Instruction
Go through the records and show each line where the word "hematopoyéticas" occurs.

Dataset excerpt:
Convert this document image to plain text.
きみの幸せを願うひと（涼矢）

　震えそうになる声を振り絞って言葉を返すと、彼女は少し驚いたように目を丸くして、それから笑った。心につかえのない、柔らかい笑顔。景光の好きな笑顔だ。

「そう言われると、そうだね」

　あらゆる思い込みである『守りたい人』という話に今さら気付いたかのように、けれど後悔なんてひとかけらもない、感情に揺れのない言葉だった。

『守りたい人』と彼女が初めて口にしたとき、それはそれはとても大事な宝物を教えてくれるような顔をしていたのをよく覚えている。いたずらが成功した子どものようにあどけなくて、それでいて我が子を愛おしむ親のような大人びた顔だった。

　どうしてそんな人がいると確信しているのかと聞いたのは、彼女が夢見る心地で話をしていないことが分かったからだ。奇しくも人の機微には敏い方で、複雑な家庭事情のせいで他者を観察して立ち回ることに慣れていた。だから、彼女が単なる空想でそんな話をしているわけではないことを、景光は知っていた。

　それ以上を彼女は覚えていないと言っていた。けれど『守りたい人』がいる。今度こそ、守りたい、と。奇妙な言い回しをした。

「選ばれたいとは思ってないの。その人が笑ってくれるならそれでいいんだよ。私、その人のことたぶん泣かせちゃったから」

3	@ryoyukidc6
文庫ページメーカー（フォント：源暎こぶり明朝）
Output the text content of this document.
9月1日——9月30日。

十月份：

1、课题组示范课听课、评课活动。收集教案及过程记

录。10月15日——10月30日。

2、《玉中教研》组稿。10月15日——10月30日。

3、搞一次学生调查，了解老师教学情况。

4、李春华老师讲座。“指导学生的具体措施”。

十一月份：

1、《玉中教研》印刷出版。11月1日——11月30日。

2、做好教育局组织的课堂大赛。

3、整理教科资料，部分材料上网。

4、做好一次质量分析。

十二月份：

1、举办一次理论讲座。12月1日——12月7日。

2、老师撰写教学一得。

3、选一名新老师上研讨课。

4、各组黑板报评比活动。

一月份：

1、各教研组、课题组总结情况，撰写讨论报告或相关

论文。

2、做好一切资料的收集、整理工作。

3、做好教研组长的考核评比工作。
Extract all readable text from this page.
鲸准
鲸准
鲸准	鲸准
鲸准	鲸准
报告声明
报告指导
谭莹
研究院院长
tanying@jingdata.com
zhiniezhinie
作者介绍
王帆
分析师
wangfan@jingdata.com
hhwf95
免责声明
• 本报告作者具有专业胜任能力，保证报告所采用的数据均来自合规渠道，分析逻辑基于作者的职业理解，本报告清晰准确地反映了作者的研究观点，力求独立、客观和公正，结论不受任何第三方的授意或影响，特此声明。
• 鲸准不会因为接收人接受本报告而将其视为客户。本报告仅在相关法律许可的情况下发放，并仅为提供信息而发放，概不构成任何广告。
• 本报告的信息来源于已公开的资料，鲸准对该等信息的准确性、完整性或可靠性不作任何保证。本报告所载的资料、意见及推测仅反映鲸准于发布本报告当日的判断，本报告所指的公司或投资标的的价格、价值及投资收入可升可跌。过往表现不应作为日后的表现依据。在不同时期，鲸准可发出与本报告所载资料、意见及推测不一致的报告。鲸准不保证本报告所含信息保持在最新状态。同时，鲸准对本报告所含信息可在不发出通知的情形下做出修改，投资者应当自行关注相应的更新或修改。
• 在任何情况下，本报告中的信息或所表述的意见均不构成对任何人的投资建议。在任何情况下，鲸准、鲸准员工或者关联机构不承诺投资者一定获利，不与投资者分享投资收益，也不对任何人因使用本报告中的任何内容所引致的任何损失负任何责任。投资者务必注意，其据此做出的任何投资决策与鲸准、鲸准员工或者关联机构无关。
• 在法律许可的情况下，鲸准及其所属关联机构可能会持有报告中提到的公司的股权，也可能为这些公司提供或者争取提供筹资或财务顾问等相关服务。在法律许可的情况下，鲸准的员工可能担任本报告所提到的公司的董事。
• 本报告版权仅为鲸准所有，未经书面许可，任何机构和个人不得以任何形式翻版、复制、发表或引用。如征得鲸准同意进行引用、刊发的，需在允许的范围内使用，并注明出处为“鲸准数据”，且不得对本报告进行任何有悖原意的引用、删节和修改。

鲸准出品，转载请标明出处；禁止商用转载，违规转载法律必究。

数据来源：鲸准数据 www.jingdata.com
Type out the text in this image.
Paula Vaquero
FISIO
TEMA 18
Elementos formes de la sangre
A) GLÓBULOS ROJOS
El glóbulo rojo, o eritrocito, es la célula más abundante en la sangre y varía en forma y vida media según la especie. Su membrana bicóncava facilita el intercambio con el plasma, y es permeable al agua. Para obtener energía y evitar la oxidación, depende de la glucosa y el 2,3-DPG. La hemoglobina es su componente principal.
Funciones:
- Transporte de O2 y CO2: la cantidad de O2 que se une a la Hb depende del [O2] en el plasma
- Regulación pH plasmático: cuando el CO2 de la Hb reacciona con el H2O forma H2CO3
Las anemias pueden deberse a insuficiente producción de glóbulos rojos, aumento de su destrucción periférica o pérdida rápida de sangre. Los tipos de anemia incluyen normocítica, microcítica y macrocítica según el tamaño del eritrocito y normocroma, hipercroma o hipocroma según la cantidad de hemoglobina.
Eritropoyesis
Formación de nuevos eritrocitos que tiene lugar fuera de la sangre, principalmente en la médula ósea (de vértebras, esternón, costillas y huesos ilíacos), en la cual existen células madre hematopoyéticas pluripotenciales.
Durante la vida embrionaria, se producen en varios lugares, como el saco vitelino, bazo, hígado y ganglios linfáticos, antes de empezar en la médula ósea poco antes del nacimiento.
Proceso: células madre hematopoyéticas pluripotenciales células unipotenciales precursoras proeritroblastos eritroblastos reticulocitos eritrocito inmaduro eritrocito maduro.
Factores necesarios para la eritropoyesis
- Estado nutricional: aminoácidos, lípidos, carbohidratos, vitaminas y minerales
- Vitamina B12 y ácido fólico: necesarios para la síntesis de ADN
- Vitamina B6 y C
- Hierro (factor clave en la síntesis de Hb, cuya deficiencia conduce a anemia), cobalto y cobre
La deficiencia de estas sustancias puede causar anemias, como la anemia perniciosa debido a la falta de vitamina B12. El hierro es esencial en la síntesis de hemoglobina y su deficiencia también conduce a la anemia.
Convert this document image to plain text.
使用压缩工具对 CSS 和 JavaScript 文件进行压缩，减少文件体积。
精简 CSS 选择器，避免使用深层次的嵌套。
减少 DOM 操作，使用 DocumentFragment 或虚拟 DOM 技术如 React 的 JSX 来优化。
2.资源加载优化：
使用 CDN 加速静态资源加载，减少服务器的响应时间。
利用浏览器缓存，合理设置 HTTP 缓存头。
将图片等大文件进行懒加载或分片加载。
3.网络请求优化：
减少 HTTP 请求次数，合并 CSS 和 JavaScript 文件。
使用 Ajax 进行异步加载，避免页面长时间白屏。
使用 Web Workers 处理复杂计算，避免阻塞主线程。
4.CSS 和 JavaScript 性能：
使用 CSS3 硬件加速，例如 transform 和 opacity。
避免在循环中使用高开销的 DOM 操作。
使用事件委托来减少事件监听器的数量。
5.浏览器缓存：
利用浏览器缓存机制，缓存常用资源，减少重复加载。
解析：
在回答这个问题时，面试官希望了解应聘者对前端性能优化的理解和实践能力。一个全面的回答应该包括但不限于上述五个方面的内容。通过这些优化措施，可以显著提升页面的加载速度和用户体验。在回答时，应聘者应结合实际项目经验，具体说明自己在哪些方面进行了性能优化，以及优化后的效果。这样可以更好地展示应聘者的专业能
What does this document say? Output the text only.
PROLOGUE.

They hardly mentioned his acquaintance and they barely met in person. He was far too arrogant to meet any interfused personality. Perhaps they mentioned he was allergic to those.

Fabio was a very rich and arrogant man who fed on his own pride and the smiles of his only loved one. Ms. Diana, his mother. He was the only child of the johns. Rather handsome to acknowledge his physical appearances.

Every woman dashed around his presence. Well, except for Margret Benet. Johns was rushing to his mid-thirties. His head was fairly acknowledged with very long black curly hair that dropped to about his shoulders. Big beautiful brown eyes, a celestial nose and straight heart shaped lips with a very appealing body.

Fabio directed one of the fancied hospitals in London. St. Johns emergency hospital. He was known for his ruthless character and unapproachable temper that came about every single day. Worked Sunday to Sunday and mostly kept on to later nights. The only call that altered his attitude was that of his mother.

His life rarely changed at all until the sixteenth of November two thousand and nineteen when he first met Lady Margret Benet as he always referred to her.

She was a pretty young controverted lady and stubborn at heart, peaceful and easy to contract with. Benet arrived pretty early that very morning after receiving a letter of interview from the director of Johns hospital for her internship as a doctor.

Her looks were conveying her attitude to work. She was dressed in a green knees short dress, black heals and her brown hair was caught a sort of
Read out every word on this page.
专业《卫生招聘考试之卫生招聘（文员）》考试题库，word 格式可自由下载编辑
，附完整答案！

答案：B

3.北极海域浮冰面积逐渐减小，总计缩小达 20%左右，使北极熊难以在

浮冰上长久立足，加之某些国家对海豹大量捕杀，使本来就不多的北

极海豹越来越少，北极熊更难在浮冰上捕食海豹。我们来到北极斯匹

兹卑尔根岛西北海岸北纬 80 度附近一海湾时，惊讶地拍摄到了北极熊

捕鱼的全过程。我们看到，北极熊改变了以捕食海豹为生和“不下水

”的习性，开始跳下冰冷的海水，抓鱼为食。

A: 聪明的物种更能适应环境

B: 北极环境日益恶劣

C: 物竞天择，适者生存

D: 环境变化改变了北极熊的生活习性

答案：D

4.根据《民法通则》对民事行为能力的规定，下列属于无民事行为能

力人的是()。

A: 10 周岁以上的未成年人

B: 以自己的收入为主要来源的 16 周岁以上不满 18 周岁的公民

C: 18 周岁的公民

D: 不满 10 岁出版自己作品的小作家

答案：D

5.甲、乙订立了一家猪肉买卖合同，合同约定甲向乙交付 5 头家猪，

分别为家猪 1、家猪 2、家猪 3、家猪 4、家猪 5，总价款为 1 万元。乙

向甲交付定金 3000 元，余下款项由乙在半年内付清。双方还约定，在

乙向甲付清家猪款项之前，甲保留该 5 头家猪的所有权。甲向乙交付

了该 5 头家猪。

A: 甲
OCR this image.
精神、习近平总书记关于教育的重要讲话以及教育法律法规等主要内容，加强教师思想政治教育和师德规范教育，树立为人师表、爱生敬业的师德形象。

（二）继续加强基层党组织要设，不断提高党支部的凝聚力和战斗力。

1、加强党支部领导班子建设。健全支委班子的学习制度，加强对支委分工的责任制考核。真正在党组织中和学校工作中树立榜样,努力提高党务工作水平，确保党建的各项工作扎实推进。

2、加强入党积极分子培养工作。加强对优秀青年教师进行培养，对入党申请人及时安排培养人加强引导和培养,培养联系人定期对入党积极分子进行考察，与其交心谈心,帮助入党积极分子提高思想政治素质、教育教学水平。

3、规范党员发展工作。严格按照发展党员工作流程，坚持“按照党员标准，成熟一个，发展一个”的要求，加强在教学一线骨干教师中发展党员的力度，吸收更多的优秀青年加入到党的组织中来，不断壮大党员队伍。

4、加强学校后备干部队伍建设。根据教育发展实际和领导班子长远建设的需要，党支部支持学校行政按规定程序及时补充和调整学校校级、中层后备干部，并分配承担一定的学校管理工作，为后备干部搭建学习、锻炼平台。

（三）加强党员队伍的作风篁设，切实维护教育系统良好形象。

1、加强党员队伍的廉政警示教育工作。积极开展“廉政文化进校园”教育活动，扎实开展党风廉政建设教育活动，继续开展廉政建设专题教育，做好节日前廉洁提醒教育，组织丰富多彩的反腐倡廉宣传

Finished task
Formación de nuevos eritrocitos que tiene lugar fuera de la sangre, principalmente en la médula ósea (de vértebras, esternón, costillas y huesos ilíacos), en la cual existen células madre hematopoyéticas pluripotenciales.
Proceso: células madre hematopoyéticas pluripotenciales células unipotenciales precursoras proeritroblastos eritroblastos reticulocitos eritrocito inmaduro eritrocito maduro.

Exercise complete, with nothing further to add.